▸ WRITTEN INSTRUCTION
Write out the Hacker News thread below, about the IBM computer that learned to sing in 1961, word for word and in full.

▸ PAGE EXTRACT
----

Hacker News new | past | comments | ask | show | jobs | submit login
An IBM computer learned to sing in 1961 (tedgioia.substack.com)
81 points by isomorph on May 12, 2023 | hide | past | favorite | 39 comments



One of the things I get a kick out of in the clip of HAL singing Daisy is just how much the physical modules being removed look like hard drives being pulled out of a NAS. I could easily think of a much larger version of my Synchrony NAS looking just like that.

BUT: When I first watched 2001 sometime in the early 1990s, I had only seen a 5.25" hard drive, and not on a slider / rails. I thought the inside of HAL was just tacky scifi from the 1960s.

It's only later as I've seen the predictions come true that I've realized just how forward-looking 2001 is. Like the scene with watching news reports on the tablets at breakfast. It wasn't until I watched a video, on my phone, in the late 2010s, that I realized that prediction in the move was 100% spot-on.

BTW, the 4k Ultra-HD bluray of 2001 is awesome.


They even nailed the headrest screens on the space "plane"! The lunar landing scenes are also mind blowing when you realize the film was released before the actual moon landing!


And more generally, a good predictor of how the free market would eventually take over the industry. All the branding, the food, etc. really does come across as well considered.

----

▸ PROVIDED DATA
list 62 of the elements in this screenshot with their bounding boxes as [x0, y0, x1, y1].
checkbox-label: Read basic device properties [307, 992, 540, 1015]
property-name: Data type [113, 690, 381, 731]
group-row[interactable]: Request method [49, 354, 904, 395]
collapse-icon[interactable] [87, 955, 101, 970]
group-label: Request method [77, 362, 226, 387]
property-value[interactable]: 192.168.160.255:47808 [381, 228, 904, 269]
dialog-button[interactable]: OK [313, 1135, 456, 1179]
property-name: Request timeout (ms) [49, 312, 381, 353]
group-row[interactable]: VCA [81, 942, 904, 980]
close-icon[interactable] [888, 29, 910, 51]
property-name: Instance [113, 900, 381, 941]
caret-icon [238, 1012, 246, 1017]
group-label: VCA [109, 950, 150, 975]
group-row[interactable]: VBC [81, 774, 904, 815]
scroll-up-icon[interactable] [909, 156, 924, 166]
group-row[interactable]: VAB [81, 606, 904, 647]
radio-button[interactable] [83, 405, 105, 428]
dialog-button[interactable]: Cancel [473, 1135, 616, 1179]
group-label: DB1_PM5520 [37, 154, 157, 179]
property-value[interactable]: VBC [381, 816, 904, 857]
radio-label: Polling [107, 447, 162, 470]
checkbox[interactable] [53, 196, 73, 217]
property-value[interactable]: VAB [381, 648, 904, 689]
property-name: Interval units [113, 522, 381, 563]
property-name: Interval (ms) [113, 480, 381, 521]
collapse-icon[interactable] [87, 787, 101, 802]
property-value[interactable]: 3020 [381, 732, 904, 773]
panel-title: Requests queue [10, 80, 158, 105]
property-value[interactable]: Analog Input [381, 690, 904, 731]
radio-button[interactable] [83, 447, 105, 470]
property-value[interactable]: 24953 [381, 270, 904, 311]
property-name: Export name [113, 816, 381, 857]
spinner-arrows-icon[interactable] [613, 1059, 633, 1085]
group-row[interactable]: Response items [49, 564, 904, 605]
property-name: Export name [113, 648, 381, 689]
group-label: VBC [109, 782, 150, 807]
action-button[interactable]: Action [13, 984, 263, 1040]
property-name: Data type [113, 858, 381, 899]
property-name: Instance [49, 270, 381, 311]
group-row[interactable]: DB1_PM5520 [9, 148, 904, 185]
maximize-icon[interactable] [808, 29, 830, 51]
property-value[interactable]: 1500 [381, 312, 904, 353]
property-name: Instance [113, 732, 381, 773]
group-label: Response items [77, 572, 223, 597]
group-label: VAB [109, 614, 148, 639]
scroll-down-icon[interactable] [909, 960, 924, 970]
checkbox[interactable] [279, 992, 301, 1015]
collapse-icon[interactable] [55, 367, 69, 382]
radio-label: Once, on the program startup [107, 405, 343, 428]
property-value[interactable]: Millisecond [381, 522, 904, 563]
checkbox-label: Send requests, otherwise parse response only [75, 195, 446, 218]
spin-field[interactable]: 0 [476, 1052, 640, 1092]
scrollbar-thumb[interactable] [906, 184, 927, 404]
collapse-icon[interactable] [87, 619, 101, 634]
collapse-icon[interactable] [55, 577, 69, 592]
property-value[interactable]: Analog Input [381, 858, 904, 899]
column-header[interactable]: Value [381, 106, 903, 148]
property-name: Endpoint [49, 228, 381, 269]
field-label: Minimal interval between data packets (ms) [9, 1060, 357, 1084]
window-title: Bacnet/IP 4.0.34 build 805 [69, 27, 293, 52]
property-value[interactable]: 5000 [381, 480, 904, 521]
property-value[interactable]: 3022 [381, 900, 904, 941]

----

▸ CORRECT RESPONSE
Hacker News new | past | comments | ask | show | jobs | submit login
An IBM computer learned to sing in 1961 (tedgioia.substack.com)
81 points by isomorph on May 12, 2023 | hide | past | favorite | 39 comments



One of the things I get a kick out of in the clip of HAL singing Daisy is just how much the physical modules being removed look like hard drives being pulled out of a NAS. I could easily think of a much larger version of my Synchrony NAS looking just like that.

BUT: When I first watched 2001 sometime in the early 1990s, I had only seen a 5.25" hard drive, and not on a slider / rails. I thought the inside of HAL was just tacky scifi from the 1960s.

It's only later as I've seen the predictions come true that I've realized just how forward-looking 2001 is. Like the scene with watching news reports on the tablets at breakfast. It wasn't until I watched a video, on my phone, in the late 2010s, that I realized that prediction in the move was 100% spot-on.

BTW, the 4k Ultra-HD bluray of 2001 is awesome.


They even nailed the headrest screens on the space "plane"! The lunar landing scenes are also mind blowing when you realize the film was released before the actual moon landing!


And more generally, a good predictor of how the free market would eventually take over the industry. All the branding, the food, etc. really does come across as well considered.